| Dataset items |
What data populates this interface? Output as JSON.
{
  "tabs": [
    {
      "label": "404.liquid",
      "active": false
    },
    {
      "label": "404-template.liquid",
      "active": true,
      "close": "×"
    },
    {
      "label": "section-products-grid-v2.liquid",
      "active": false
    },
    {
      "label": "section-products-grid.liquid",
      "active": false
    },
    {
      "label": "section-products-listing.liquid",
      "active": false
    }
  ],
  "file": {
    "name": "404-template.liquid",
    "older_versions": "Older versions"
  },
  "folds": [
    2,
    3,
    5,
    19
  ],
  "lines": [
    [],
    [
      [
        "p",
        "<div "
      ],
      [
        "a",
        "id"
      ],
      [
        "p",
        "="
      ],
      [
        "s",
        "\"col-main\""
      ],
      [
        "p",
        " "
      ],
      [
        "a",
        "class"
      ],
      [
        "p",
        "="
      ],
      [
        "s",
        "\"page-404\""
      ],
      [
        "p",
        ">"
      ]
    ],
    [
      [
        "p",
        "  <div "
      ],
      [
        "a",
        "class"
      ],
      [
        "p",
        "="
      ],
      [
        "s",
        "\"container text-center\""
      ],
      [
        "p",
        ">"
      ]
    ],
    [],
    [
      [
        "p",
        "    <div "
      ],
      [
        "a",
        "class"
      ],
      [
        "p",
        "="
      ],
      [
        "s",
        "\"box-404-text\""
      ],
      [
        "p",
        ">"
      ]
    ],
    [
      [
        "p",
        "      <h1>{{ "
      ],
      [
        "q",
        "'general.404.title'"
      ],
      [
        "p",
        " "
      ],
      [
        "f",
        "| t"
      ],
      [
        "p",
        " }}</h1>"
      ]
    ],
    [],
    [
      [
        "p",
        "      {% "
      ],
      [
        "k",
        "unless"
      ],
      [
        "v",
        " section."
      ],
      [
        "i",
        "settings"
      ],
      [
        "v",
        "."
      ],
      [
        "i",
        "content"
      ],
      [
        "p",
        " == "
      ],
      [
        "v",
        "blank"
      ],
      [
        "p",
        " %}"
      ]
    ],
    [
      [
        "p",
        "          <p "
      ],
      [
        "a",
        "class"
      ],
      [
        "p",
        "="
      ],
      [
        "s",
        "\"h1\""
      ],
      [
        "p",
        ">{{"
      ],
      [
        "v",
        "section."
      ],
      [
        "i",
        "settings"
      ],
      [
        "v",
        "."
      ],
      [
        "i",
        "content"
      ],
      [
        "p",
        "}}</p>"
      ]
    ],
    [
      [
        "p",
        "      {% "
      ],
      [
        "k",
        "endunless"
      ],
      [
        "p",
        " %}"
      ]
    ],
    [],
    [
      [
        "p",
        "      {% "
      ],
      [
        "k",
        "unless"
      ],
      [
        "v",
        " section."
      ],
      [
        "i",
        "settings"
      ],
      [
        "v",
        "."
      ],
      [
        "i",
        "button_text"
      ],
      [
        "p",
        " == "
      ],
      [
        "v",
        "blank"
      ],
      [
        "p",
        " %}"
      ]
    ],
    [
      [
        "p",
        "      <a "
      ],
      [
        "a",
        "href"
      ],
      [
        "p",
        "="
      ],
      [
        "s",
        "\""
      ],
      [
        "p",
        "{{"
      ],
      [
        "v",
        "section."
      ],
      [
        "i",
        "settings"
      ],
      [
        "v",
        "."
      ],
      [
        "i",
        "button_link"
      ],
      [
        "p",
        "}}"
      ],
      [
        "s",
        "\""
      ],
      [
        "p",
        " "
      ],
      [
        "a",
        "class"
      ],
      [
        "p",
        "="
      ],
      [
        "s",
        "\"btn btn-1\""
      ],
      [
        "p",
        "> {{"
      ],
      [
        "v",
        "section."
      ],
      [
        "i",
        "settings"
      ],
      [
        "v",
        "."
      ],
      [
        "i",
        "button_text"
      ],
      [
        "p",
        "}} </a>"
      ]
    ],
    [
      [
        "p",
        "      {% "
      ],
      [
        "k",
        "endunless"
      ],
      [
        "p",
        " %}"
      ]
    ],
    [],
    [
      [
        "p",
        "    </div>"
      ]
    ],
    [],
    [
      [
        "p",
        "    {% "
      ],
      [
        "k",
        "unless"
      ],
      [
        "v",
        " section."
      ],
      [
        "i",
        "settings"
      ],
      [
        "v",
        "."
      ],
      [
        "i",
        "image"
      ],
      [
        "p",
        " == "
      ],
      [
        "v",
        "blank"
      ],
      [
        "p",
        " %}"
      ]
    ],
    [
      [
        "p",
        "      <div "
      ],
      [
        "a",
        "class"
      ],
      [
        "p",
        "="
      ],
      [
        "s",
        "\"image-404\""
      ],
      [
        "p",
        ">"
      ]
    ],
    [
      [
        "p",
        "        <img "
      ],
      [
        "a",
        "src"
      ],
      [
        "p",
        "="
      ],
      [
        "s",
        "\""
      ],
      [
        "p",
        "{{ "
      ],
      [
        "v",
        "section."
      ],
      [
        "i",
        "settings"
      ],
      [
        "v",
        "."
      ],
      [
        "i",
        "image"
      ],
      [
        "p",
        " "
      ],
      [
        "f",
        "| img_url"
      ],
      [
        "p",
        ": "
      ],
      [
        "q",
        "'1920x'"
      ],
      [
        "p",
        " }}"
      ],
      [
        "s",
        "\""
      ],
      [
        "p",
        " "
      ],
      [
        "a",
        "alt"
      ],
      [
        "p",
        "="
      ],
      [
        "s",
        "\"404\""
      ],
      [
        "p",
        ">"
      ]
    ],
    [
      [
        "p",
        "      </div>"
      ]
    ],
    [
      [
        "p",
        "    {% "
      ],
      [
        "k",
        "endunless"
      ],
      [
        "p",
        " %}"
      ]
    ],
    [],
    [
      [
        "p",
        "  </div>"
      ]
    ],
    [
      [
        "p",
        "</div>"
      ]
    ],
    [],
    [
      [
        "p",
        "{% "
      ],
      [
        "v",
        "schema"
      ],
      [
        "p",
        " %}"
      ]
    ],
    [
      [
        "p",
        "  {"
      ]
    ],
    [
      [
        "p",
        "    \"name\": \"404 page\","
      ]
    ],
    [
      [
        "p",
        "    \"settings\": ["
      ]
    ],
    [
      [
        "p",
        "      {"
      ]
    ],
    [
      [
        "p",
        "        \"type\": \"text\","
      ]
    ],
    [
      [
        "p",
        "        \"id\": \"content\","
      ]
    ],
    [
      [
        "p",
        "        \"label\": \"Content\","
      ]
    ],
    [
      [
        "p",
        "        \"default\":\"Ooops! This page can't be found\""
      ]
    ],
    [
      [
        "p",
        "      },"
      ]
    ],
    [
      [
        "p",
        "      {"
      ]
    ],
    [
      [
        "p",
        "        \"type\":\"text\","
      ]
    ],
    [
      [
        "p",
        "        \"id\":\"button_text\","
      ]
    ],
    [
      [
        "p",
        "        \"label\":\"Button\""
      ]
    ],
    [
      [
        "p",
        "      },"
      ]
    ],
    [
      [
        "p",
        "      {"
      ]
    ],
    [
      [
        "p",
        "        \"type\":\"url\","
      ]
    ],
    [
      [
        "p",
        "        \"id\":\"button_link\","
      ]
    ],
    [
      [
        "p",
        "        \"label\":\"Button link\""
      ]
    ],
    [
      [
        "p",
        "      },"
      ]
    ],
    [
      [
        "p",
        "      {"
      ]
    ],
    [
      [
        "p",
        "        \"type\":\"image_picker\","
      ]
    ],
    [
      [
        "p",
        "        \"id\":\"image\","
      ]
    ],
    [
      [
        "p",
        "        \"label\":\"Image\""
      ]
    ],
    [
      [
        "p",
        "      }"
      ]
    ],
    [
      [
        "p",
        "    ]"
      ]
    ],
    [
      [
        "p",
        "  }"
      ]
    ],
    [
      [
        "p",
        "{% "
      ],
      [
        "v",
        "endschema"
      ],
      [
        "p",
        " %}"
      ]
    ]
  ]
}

| Task brief |
Select the lines from the entries that include the word "liquid".

| Exercise result |
      "label": "404.liquid",
      "label": "404-template.liquid",
      "label": "section-products-grid-v2.liquid",
      "label": "section-products-grid.liquid",
      "label": "section-products-listing.liquid",
    "name": "404-template.liquid",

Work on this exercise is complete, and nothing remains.